#### [Instructions to follow]
List all lines in the material below that contain "tires".

#### [Input material]
_ _ _ _

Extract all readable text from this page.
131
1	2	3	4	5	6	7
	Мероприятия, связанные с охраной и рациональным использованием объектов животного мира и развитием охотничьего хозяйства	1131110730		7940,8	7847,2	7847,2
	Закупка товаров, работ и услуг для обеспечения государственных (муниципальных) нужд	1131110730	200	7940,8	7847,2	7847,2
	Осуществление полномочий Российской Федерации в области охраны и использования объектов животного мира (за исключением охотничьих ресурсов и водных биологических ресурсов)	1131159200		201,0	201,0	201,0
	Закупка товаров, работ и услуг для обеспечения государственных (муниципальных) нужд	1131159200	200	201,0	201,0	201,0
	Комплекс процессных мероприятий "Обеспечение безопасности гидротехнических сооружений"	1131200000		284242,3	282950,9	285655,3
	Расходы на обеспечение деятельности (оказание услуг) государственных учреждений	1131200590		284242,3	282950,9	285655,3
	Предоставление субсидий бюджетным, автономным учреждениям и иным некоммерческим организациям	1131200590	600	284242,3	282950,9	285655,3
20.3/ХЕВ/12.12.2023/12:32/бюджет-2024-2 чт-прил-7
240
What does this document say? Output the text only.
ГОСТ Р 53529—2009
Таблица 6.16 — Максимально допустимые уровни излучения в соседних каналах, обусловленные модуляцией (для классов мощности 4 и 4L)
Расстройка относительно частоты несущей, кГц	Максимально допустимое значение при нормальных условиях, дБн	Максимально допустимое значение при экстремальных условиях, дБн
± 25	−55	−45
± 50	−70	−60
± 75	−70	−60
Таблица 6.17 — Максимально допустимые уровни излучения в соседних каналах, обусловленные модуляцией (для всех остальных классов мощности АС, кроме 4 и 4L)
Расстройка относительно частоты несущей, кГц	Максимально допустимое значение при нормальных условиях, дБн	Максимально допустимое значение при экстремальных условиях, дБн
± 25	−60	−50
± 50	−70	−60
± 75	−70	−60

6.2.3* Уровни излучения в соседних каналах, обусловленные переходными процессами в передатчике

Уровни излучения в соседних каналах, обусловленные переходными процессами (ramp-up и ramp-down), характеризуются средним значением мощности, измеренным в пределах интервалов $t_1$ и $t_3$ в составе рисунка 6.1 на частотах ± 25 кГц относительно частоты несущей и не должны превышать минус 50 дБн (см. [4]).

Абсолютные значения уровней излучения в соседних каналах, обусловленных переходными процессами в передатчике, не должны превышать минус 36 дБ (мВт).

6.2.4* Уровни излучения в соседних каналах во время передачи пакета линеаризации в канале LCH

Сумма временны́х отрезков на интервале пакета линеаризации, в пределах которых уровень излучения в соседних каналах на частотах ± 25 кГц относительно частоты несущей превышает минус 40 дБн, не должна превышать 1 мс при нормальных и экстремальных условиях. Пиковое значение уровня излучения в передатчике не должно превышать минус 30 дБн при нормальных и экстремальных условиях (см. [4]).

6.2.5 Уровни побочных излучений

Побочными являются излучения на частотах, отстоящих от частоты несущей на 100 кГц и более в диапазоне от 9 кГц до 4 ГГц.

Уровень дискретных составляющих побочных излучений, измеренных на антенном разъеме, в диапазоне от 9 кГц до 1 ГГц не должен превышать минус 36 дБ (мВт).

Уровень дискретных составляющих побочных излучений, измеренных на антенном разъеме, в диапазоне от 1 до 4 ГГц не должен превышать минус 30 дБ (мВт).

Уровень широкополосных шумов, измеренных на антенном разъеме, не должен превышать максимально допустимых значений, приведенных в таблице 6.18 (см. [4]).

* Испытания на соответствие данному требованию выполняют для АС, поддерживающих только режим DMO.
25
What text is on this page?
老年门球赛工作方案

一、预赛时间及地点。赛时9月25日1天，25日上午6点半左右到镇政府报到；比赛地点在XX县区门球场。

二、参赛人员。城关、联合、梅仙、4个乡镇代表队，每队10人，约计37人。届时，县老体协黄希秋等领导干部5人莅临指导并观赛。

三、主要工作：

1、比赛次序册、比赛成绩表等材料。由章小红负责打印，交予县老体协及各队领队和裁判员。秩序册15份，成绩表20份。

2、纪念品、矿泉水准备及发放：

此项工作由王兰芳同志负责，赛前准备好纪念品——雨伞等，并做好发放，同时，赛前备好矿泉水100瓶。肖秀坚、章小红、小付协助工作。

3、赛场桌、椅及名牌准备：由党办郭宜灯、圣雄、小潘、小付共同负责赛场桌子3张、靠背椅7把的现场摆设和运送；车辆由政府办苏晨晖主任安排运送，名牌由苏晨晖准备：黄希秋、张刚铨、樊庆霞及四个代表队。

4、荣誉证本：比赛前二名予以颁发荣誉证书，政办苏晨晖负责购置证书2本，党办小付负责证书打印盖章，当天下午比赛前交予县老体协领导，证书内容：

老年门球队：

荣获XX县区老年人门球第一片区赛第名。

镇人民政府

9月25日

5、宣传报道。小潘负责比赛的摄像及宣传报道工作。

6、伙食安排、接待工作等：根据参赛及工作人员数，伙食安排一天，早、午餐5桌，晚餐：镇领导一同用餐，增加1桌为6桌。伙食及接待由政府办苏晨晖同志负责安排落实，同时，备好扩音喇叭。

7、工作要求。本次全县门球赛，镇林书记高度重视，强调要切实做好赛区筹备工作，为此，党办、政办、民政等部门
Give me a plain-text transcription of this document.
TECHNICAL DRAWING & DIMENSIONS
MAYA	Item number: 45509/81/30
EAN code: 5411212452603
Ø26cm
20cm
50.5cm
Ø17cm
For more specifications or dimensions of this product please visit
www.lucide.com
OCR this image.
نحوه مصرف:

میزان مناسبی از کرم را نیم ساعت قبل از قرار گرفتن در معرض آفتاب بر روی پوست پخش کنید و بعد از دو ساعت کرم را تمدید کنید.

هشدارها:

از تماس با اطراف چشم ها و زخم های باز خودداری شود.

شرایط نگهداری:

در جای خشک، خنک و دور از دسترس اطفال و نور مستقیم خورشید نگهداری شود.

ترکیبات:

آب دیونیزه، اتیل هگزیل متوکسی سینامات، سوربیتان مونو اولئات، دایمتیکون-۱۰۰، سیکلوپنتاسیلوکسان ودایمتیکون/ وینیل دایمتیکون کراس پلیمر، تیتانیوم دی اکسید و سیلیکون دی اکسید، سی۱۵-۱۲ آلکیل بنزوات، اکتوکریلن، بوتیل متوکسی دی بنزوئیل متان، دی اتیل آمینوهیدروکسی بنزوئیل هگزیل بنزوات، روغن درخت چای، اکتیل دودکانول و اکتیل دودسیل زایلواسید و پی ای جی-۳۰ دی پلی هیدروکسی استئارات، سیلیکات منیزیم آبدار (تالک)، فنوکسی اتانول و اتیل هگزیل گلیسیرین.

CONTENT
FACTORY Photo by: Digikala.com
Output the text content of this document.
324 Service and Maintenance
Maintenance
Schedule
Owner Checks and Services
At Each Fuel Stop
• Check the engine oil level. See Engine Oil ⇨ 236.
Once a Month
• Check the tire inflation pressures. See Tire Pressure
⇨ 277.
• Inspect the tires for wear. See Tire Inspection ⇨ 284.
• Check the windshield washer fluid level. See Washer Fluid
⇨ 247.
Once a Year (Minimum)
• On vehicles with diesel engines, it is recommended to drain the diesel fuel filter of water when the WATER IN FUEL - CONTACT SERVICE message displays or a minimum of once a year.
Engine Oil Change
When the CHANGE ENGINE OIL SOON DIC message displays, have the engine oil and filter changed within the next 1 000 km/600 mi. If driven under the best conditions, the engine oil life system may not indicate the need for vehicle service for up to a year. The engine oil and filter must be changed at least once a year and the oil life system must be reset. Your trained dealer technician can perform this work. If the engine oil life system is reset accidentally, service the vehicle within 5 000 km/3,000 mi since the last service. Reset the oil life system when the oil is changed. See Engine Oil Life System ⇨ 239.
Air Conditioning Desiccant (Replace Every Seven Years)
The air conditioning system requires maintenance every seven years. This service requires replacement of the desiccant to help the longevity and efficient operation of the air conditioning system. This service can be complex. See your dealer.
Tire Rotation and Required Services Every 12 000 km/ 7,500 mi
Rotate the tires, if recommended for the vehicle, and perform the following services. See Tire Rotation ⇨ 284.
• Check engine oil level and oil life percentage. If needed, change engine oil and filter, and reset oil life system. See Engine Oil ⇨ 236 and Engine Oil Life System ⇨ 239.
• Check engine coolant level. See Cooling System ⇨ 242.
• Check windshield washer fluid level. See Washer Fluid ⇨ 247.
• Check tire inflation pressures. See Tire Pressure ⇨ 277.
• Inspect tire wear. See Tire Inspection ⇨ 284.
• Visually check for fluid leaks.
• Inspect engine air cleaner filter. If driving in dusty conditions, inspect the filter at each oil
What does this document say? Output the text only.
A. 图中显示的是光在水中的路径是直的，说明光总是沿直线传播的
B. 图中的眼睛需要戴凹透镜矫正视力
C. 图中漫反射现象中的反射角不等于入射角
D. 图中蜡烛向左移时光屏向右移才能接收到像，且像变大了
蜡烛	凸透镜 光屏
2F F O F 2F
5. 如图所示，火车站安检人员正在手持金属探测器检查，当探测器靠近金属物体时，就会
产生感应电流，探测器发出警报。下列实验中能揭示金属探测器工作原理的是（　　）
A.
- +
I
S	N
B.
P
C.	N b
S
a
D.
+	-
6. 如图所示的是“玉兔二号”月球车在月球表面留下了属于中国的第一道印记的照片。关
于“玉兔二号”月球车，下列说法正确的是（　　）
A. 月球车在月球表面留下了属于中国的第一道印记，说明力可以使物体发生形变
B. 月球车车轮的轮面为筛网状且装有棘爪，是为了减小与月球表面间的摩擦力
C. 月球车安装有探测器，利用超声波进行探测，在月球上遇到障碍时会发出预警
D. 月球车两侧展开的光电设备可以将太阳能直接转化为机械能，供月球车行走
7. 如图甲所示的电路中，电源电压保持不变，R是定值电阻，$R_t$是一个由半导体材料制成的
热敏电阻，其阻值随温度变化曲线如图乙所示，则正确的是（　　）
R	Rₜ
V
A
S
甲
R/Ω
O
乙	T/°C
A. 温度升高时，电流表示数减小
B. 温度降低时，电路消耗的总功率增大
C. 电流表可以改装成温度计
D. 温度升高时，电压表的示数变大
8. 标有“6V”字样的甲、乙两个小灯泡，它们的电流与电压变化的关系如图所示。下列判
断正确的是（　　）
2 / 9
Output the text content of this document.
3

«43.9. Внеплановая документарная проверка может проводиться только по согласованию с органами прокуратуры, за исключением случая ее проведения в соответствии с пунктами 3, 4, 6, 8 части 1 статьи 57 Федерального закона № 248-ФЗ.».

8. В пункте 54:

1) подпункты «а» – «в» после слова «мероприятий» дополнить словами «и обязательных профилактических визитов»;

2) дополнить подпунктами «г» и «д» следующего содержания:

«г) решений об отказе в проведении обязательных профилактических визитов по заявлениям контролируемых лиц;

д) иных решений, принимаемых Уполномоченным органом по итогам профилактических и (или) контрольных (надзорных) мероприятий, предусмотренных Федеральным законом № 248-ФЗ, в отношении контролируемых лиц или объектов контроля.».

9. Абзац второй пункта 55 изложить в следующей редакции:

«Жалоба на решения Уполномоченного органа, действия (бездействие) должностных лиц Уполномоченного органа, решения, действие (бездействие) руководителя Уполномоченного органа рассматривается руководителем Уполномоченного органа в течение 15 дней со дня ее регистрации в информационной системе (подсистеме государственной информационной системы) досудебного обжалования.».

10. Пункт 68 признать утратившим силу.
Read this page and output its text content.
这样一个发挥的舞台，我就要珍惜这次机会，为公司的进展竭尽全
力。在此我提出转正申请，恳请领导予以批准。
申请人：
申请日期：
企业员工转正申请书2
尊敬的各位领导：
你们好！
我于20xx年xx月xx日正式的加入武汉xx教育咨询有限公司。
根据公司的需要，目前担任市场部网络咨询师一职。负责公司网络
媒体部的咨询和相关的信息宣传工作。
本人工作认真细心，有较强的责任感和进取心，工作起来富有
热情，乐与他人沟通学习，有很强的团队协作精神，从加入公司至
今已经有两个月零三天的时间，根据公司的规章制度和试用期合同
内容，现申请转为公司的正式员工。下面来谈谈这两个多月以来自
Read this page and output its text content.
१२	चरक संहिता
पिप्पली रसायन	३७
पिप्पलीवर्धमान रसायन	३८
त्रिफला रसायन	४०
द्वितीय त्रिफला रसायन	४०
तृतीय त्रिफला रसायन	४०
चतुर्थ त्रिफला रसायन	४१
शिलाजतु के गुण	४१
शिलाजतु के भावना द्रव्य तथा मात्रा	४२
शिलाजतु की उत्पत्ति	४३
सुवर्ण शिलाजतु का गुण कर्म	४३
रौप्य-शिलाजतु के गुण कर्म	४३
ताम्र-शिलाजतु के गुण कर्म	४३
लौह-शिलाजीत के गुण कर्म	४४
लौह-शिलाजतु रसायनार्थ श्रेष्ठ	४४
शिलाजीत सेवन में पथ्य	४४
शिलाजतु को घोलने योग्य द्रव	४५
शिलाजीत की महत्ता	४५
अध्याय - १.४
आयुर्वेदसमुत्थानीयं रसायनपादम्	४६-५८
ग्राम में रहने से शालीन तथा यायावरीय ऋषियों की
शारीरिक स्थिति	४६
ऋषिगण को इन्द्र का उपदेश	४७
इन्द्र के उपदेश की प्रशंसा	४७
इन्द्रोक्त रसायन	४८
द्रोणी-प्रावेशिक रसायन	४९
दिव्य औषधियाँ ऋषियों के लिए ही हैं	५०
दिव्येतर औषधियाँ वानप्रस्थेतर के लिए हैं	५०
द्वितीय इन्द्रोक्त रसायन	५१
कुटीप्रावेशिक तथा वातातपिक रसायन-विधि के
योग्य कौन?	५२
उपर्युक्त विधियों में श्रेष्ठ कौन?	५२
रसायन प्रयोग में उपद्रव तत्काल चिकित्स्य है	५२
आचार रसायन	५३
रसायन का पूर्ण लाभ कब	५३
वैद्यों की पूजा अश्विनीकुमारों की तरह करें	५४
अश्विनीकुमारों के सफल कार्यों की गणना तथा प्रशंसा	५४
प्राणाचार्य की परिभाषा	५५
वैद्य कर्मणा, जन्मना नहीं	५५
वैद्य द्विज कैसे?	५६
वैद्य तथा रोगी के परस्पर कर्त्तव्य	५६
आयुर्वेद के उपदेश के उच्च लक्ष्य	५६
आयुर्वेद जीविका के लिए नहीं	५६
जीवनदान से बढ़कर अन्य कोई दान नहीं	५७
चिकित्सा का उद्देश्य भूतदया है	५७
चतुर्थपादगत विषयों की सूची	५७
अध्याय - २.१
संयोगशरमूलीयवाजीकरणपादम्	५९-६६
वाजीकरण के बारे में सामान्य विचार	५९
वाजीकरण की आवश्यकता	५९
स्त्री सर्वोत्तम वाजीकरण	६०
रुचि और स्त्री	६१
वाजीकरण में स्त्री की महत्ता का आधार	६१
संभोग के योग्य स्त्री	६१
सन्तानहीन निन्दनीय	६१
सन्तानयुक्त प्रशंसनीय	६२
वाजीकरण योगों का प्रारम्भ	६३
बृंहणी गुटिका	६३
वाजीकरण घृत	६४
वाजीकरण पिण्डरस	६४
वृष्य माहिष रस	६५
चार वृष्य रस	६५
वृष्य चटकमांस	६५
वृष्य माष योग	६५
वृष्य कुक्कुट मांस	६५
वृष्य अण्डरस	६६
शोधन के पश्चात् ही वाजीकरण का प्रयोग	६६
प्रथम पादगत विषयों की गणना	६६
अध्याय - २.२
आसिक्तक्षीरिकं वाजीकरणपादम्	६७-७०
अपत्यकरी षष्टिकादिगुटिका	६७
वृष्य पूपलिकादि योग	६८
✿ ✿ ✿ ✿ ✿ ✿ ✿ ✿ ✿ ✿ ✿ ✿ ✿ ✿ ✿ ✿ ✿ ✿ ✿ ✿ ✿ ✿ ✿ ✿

_ _ _ _

#### [Exercise response]
• Inspect the tires for wear. See Tire Inspection ⇨ 284.
Rotate the tires, if recommended for the vehicle, and perform the following services. See Tire Rotation ⇨ 284.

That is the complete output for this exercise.